20000724141
COUR SUPREME DU MALI ********* SECTION JUDICIAIRE *********
Chambre civile
POURVOI N° 183 DU 07 JUILLET 1999
ARRET N° 141 DU 24 JUILLET 2000
Témoignages - Transport judiciaire - Commencement de preuve par écrit.
Il échet de rappeler que l'application par les juges du fond du degré de crédibilité des témoignages est souveraine dès lors qu'elle ne repose sur aucun motif de droit et elle ne peut être révisée par la Cour de Cassation ; de même, en présence de témoignages contradictoires les juges choisissent librement ceux qui leur paraissent les plus convaincants et peuvent retenir comme déterminant soit un témoignage unique soit un témoignage que les premiers juges avaient implicitement écarté. (cf. la Cassation en matière civile de Ac A Edit. Serey 1998) ; dès lors en adoptant le rapport du Chef d'arrondissement de Markala, rien ne peut contraindre les juges d'Appel à statuer sur la foi probante d'un document contraire.
Qu'il échet par conséquent de rejeter ce moyen comme inopérant.

• _CONSIGNE A_
Citez mot pour mot les lignes de l'entrée figurant ci-dessous, en laissant l'image de côté.

• _ENTRÉES FOURNIES_
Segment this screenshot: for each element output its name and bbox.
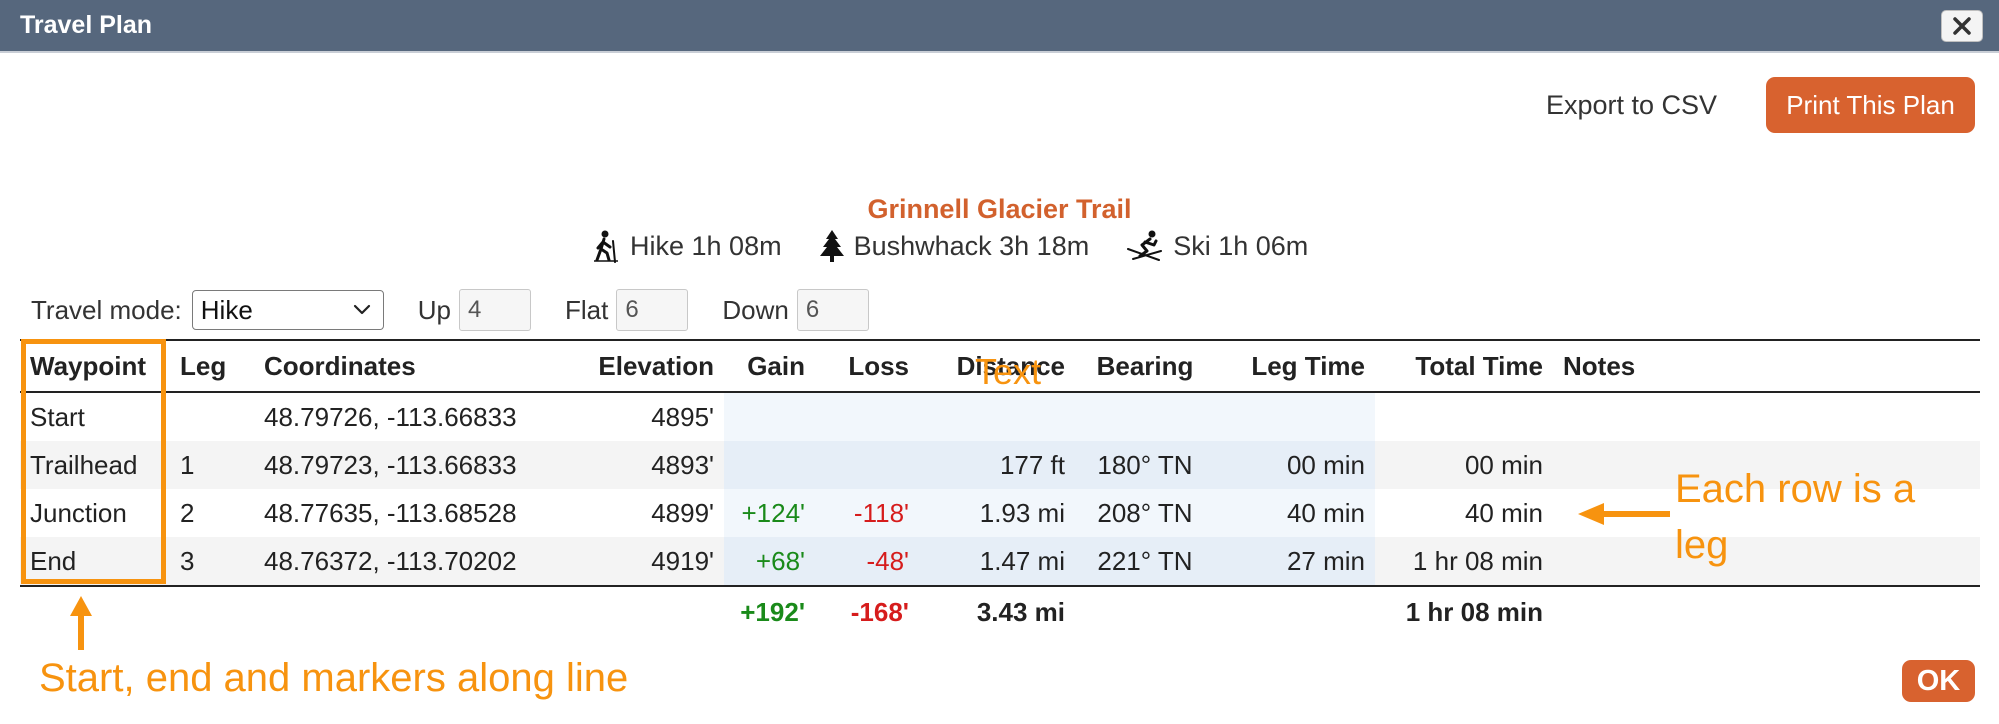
ok-button[interactable]: OK — [1902, 660, 1975, 702]
arrow-to-row-icon — [1578, 503, 1670, 525]
arrow-to-waypoint-icon — [70, 596, 92, 650]
annotation-arrows — [70, 503, 1670, 650]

• _CONSIGNE B_
Répondez brièvement aux questions suivantes à partir de l'arrêt reproduit plus haut :
(i) Quels sont le numéro et la date du pourvoi ?
(ii) Quelle chambre de la Cour suprême a rendu l'arrêt ?
(iii) Le rapport de quelle autorité les juges d'appel ont-ils adopté ?

• _RÉPONSE A_
Segment this screenshot: for each element output its name and bbox.
ok-button[interactable]: OK — [1902, 660, 1975, 702]
arrow-to-row-icon — [1578, 503, 1670, 525]
arrow-to-waypoint-icon — [70, 596, 92, 650]
annotation-arrows — [70, 503, 1670, 650]

• _RÉPONSE B_
(i) Pourvoi n° 183 du 07 juillet 1999.
(ii) La Chambre civile.
(iii) Le Chef d'arrondissement de Markala.